Passage shown:
◇ ◇ ◇ ◇

DataFrame#
The DataFrame class is the primary data structure in Polars-PHP. It represents a two-dimensional, size-mutable, potentially heterogeneous tabular data structure with labeled columns.
Constructor#
Create a new DataFrame from a PHP array.
- param array $data:
Associative array where keys are column names and values are arrays of column data
- param bool $byKeys:
Whether to parse data by keys (default: true)
- raises Polars\Exception:
If data cannot be converted to DataFrame
Example:
$df = new DataFrame([
'name' => ['Alice', 'Bob', 'Charlie'],
'age' => [25, 30, 35],
'city' => ['NYC', 'LA', 'Chicago']
]);
Static Methods#
readCsv#
Read a DataFrame from a CSV file.
- param string $path:
Path to the CSV file
- param bool $hasHeader:
Whether the first row contains column headers (default: true)
- param string $separator:
Column separator character (default: “,”)
- returns:
DataFrame
- raises Polars\Exception:
If file cannot be read or parsed
Example:
$df = DataFrame::readCsv('data.csv');
$df = DataFrame::readCsv('data.tsv', hasHeader: true, separator: "\t");
readJson#
Read a DataFrame from a JSON file.
- param string $path:
Path to the JSON file
- returns:
DataFrame
- raises Polars\Exception:
If file cannot be read or parsed
Example:
$df = DataFrame::readJson('data.json');
readNdjson#
Read a DataFrame from a NDJSON (newline-delimited JSON) file.
- param string $path:
Path to the NDJSON file
- returns:
DataFrame
- raises Polars\Exception:
If file cannot be read or parsed
Example:
$df = DataFrame::readNdjson('data.ndjson');
readParquet#
Read a DataFrame from a Parquet file.
- param string $path:
Path to the Parquet file
- returns:
DataFrame
- raises Polars\Exception:
If file cannot be read or parsed
Example:
$df = DataFrame::readParquet('data.parquet');
Properties#
getColumns / setColumns#
Get column names as an array of strings.
- returns:
string[] - Array of column names
Set column names.
- param array $columns:
Array of new column names (must match current column count)
- raises Polars\Exception:
If column count doesn’t match
Example:
$columns = $df->getColumns(); // ['name', 'age', 'city']
$df->setColumns(['first_name', 'years', 'location']);
dtypes#
Get data types of all columns.
- returns:
DataType[] - Array of DataType objects
Series Access#
column#
Get a single column as a Series.
- param string $name:
Column name
- returns:
Series
- raises Polars\Exception:
If column doesn’t exist
Example:
$df = new DataFrame([
'a' => [1, 2, 3],
'b' => [4, 5, 6],
]);
$series = $df->column('a');
$series->getName(); // 'a'
$series->sum(); // 6
getSeries#
Get all columns as an array of Series.
- returns:
Series[] - Array of Series objects
Example:
$df = new DataFrame([
'x' => [1, 2],
'y' => [3, 4],
]);
$seriesArr = $df->getSeries();
// $seriesArr[0] is Series 'x'
// $seriesArr[1] is Series 'y'
Dimensions#
height#
Get the number of rows in the DataFrame.
- returns:
int - Number of rows
width#
Get the number of columns in the DataFrame.
- returns:
int - Number of columns
shape#
Get the shape of the DataFrame as [rows, columns].

◇ ◇ ◇ ◇

Supplied records:
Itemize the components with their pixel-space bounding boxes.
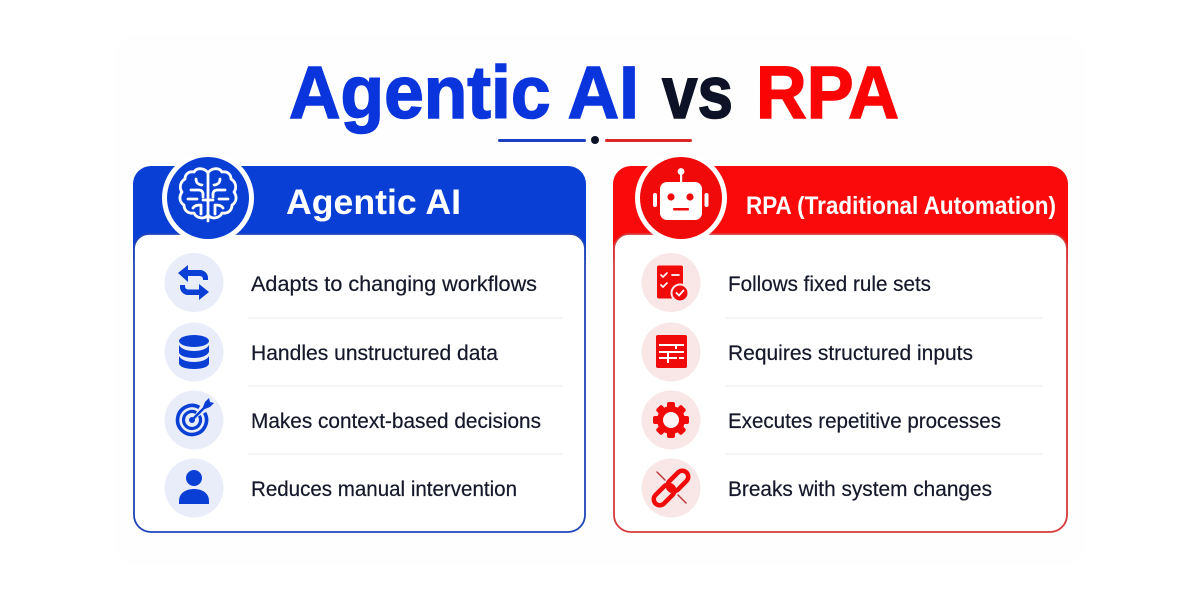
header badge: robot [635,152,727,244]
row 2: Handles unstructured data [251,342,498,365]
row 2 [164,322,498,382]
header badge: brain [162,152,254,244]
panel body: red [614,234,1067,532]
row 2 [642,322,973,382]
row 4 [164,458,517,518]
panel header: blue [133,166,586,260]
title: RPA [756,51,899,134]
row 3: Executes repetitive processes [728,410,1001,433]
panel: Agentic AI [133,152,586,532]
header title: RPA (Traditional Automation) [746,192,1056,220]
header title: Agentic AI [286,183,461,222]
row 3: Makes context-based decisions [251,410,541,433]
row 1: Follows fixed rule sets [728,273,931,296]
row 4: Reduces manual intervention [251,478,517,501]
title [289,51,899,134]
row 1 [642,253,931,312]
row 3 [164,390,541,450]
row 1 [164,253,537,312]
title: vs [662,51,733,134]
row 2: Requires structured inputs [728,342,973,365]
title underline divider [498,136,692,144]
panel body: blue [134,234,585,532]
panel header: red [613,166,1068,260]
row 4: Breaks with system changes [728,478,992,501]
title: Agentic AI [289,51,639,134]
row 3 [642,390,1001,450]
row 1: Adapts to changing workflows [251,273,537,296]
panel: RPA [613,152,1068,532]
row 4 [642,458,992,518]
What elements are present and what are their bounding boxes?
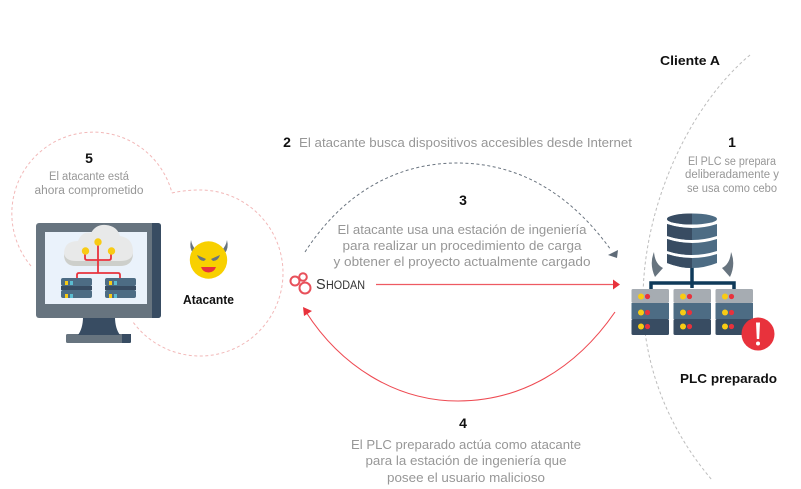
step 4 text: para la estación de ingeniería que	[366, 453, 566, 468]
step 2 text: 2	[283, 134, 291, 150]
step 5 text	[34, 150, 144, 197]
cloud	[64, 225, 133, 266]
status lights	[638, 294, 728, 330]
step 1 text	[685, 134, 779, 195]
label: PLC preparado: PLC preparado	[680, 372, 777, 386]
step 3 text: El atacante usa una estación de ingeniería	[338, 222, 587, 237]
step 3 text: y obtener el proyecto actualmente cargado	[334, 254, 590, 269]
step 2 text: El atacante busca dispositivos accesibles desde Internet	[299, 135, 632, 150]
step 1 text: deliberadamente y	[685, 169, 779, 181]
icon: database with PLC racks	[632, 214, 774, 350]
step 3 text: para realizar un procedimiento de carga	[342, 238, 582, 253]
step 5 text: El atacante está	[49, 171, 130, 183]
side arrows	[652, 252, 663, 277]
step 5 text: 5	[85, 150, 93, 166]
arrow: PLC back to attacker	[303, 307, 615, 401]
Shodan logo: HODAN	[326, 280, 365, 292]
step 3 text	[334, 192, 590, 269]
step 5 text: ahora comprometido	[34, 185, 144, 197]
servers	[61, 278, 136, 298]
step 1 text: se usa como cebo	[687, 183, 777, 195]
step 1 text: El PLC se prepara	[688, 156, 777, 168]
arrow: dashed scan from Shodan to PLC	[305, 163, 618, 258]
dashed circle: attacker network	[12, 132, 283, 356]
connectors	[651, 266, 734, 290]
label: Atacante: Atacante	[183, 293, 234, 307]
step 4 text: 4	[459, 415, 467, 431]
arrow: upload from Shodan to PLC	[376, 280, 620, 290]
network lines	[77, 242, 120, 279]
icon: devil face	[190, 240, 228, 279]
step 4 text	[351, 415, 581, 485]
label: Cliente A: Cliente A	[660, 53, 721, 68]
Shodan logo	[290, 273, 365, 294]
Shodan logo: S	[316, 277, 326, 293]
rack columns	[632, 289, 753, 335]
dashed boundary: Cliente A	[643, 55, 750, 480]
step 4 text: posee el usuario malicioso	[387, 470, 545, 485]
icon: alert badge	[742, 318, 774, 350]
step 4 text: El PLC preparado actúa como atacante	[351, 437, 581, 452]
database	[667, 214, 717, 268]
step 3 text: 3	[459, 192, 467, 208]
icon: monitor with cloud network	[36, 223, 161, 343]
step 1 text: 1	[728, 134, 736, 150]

◇ ◇ ◇ ◇

Directives:
A. According to the DataFrame documentation, what is the default column separator for readCsv?
B. Please copy the records from the line with "header badge: robot [635,152,727,244]" to the line with "title [289,51,899,134]".

Responses per task:
A. A comma (“,”).

B.
header badge: robot [635,152,727,244]
row 2: Handles unstructured data [251,342,498,365]
row 2 [164,322,498,382]
header badge: brain [162,152,254,244]
panel body: red [614,234,1067,532]
row 2 [642,322,973,382]
row 4 [164,458,517,518]
panel header: blue [133,166,586,260]
title: RPA [756,51,899,134]
row 3: Executes repetitive processes [728,410,1001,433]
panel: Agentic AI [133,152,586,532]
header title: RPA (Traditional Automation) [746,192,1056,220]
header title: Agentic AI [286,183,461,222]
row 3: Makes context-based decisions [251,410,541,433]
row 1: Follows fixed rule sets [728,273,931,296]
row 4: Reduces manual intervention [251,478,517,501]
title [289,51,899,134]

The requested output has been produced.